Copy every line of the material below word for word.

===============

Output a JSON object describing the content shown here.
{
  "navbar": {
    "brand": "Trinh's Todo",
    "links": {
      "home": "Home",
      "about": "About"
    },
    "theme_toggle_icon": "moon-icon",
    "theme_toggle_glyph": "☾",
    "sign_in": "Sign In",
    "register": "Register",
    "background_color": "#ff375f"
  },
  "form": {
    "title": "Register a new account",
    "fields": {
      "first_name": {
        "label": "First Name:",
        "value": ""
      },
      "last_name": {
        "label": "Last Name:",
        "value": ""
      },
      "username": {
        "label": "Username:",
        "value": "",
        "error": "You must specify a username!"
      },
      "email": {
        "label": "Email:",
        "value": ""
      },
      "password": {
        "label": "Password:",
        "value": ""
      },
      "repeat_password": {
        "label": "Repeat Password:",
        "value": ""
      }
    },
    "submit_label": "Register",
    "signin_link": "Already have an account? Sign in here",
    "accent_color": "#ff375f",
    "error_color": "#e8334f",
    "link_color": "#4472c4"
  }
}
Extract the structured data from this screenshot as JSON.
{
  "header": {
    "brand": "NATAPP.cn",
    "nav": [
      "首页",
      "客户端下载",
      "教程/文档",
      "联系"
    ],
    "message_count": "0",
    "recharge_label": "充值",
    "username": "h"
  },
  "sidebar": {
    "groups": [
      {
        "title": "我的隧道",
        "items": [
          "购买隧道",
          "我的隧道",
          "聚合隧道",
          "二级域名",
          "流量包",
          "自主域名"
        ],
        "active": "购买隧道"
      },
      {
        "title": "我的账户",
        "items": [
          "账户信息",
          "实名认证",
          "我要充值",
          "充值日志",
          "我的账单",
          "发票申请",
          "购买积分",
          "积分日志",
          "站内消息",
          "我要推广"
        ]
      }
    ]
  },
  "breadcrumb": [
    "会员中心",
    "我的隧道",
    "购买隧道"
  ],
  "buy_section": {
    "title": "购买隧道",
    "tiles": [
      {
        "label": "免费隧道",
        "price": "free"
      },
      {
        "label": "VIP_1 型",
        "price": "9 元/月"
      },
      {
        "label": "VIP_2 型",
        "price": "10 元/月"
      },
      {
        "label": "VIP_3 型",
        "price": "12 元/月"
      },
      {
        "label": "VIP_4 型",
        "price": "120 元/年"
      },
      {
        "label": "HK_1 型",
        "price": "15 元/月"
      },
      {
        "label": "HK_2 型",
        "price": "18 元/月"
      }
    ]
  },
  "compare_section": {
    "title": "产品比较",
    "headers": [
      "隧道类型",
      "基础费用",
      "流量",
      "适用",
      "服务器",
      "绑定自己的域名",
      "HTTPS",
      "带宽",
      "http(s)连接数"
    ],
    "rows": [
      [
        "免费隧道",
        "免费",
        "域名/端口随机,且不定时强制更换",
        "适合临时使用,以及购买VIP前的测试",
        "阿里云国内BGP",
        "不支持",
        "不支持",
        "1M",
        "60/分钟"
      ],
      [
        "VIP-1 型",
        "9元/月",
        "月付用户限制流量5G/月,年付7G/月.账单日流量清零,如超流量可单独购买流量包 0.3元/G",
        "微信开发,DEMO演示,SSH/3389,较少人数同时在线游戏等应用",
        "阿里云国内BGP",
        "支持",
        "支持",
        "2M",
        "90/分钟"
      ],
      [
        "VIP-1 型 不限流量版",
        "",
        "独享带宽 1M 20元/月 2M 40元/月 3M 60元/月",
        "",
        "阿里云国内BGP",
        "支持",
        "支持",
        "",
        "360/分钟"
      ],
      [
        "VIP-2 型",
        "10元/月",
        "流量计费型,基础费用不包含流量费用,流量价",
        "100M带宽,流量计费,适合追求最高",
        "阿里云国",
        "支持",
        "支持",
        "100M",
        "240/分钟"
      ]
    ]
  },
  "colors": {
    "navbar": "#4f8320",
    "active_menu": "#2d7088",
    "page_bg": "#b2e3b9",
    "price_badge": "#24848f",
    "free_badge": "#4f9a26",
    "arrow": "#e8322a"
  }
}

===============

» Exercise solution:
Output a JSON object describing the content shown here.
{
  "navbar": {
    "brand": "Trinh's Todo",
    "links": {
      "home": "Home",
      "about": "About"
    },
    "theme_toggle_icon": "moon-icon",
    "theme_toggle_glyph": "☾",
    "sign_in": "Sign In",
    "register": "Register",
    "background_color": "#ff375f"
  },
  "form": {
    "title": "Register a new account",
    "fields": {
      "first_name": {
        "label": "First Name:",
        "value": ""
      },
      "last_name": {
        "label": "Last Name:",
        "value": ""
      },
      "username": {
        "label": "Username:",
        "value": "",
        "error": "You must specify a username!"
      },
      "email": {
        "label": "Email:",
        "value": ""
      },
      "password": {
        "label": "Password:",
        "value": ""
      },
      "repeat_password": {
        "label": "Repeat Password:",
        "value": ""
      }
    },
    "submit_label": "Register",
    "signin_link": "Already have an account? Sign in here",
    "accent_color": "#ff375f",
    "error_color": "#e8334f",
    "link_color": "#4472c4"
  }
}
Extract the structured data from this screenshot as JSON.
{
  "header": {
    "brand": "NATAPP.cn",
    "nav": [
      "首页",
      "客户端下载",
      "教程/文档",
      "联系"
    ],
    "message_count": "0",
    "recharge_label": "充值",
    "username": "h"
  },
  "sidebar": {
    "groups": [
      {
        "title": "我的隧道",
        "items": [
          "购买隧道",
          "我的隧道",
          "聚合隧道",
          "二级域名",
          "流量包",
          "自主域名"
        ],
        "active": "购买隧道"
      },
      {
        "title": "我的账户",
        "items": [
          "账户信息",
          "实名认证",
          "我要充值",
          "充值日志",
          "我的账单",
          "发票申请",
          "购买积分",
          "积分日志",
          "站内消息",
          "我要推广"
        ]
      }
    ]
  },
  "breadcrumb": [
    "会员中心",
    "我的隧道",
    "购买隧道"
  ],
  "buy_section": {
    "title": "购买隧道",
    "tiles": [
      {
        "label": "免费隧道",
        "price": "free"
      },
      {
        "label": "VIP_1 型",
        "price": "9 元/月"
      },
      {
        "label": "VIP_2 型",
        "price": "10 元/月"
      },
      {
        "label": "VIP_3 型",
        "price": "12 元/月"
      },
      {
        "label": "VIP_4 型",
        "price": "120 元/年"
      },
      {
        "label": "HK_1 型",
        "price": "15 元/月"
      },
      {
        "label": "HK_2 型",
        "price": "18 元/月"
      }
    ]
  },
  "compare_section": {
    "title": "产品比较",
    "headers": [
      "隧道类型",
      "基础费用",
      "流量",
      "适用",
      "服务器",
      "绑定自己的域名",
      "HTTPS",
      "带宽",
      "http(s)连接数"
    ],
    "rows": [
      [
        "免费隧道",
        "免费",
        "域名/端口随机,且不定时强制更换",
        "适合临时使用,以及购买VIP前的测试",
        "阿里云国内BGP",
        "不支持",
        "不支持",
        "1M",
        "60/分钟"
      ],
      [
        "VIP-1 型",
        "9元/月",
        "月付用户限制流量5G/月,年付7G/月.账单日流量清零,如超流量可单独购买流量包 0.3元/G",
        "微信开发,DEMO演示,SSH/3389,较少人数同时在线游戏等应用",
        "阿里云国内BGP",
        "支持",
        "支持",
        "2M",
        "90/分钟"
      ],
      [
        "VIP-1 型 不限流量版",
        "",
        "独享带宽 1M 20元/月 2M 40元/月 3M 60元/月",
        "",
        "阿里云国内BGP",
        "支持",
        "支持",
        "",
        "360/分钟"
      ],
      [
        "VIP-2 型",
        "10元/月",
        "流量计费型,基础费用不包含流量费用,流量价",
        "100M带宽,流量计费,适合追求最高",
        "阿里云国",
        "支持",
        "支持",
        "100M",
        "240/分钟"
      ]
    ]
  },
  "colors": {
    "navbar": "#4f8320",
    "active_menu": "#2d7088",
    "page_bg": "#b2e3b9",
    "price_badge": "#24848f",
    "free_badge": "#4f9a26",
    "arrow": "#e8322a"
  }
}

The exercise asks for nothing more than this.